Begin

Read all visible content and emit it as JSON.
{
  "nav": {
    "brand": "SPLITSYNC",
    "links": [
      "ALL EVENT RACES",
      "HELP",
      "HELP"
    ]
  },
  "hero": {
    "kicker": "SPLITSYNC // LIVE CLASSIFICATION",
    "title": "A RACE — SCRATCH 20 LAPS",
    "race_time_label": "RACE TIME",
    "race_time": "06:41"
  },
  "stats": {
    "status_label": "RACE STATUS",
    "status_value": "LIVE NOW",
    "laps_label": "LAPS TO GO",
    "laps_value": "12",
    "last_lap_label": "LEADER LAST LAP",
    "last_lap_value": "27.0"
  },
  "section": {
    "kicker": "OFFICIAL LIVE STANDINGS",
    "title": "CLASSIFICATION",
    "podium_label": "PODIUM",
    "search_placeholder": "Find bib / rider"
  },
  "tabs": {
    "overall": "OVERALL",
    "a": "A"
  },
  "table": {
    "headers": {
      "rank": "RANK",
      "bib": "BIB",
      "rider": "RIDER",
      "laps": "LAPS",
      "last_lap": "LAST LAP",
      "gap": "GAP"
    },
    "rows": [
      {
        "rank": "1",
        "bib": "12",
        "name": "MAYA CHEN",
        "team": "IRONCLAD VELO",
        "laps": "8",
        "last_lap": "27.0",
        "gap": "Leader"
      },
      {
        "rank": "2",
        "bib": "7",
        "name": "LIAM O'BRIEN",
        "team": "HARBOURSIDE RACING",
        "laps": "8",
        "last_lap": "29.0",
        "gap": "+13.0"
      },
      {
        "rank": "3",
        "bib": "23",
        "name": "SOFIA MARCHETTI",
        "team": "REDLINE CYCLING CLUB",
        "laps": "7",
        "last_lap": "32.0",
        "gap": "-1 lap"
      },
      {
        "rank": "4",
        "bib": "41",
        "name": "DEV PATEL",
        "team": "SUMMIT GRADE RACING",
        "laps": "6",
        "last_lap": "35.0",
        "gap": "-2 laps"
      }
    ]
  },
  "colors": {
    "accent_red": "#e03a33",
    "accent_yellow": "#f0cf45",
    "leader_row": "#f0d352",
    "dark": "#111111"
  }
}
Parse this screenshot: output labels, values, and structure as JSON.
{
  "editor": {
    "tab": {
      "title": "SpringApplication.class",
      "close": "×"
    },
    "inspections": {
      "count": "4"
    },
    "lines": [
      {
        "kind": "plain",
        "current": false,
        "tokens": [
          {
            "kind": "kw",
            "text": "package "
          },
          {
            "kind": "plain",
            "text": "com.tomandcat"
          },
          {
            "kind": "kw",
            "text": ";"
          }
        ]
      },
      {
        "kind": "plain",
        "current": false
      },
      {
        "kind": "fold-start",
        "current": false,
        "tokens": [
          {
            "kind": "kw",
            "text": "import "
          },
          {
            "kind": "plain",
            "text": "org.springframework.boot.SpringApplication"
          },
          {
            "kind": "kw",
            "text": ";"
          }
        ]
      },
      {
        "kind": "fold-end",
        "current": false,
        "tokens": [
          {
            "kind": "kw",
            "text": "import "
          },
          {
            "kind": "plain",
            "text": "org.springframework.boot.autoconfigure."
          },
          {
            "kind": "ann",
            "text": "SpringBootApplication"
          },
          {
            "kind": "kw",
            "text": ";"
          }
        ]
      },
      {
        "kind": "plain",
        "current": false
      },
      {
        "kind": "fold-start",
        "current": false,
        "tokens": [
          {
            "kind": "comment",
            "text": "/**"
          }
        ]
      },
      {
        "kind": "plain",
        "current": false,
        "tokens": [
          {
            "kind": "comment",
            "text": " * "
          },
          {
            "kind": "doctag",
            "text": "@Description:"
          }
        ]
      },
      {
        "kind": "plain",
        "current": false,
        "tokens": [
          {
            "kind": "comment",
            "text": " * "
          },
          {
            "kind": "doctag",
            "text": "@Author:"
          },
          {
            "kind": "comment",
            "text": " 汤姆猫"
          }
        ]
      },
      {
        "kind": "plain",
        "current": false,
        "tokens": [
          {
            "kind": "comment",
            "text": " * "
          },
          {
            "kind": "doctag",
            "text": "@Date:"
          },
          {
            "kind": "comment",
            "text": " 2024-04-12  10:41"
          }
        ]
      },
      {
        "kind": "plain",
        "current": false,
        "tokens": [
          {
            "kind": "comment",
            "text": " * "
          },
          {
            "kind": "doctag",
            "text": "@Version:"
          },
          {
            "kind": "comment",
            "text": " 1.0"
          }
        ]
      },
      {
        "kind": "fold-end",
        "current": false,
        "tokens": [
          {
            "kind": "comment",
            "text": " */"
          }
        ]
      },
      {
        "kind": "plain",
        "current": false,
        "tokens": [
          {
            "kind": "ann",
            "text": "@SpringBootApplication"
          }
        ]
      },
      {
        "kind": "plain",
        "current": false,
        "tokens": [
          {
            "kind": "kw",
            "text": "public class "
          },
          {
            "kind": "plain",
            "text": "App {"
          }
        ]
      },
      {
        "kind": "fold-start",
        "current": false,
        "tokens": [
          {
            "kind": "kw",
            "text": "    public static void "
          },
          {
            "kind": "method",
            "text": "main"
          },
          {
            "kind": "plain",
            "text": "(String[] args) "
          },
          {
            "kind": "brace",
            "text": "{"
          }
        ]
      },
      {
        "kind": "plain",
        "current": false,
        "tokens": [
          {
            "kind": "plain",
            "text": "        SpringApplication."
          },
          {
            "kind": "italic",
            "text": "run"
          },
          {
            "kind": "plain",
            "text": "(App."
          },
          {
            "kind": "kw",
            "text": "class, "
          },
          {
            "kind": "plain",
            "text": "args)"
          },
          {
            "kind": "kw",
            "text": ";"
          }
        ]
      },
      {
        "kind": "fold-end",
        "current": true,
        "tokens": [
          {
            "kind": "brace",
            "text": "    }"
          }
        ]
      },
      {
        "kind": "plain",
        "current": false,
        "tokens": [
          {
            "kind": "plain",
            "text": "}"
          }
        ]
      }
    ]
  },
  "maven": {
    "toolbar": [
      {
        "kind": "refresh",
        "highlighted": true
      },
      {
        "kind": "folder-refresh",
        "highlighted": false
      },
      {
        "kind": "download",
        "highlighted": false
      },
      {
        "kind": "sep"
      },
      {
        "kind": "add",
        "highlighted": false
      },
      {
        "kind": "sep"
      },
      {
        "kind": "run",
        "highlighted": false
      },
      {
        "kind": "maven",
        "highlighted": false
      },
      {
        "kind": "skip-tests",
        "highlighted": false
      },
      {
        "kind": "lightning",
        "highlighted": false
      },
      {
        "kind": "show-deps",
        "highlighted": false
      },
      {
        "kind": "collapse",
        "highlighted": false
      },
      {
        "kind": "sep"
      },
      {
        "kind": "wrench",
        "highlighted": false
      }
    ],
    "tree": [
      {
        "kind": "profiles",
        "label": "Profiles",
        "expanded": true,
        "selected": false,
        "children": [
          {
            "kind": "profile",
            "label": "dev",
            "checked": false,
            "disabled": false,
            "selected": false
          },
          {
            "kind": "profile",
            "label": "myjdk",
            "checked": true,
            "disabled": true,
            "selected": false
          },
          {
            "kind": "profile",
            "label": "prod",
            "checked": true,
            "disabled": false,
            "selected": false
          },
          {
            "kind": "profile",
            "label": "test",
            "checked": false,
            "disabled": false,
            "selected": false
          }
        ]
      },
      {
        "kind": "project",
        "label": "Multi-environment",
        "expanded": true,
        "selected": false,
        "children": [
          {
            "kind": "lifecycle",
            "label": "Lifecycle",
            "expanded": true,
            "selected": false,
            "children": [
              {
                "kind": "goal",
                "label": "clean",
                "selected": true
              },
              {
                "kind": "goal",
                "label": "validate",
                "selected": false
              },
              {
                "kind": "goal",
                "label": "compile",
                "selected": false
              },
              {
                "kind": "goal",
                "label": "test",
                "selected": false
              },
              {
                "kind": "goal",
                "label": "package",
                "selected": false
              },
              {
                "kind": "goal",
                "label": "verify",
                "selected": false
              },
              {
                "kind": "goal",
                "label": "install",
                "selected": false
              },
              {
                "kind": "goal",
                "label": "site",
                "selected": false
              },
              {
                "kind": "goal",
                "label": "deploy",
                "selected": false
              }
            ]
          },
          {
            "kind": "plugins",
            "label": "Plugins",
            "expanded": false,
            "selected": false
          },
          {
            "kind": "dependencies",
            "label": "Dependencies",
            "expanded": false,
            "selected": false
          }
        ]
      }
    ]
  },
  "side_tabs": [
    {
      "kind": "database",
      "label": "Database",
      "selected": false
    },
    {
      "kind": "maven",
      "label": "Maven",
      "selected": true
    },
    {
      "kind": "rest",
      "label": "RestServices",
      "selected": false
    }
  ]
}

End

**REQUEST**. State the number of lines in this listing that contain the string "SPLITSYNC", and add nothing else.

**RESULT OF THIS TASK**. 2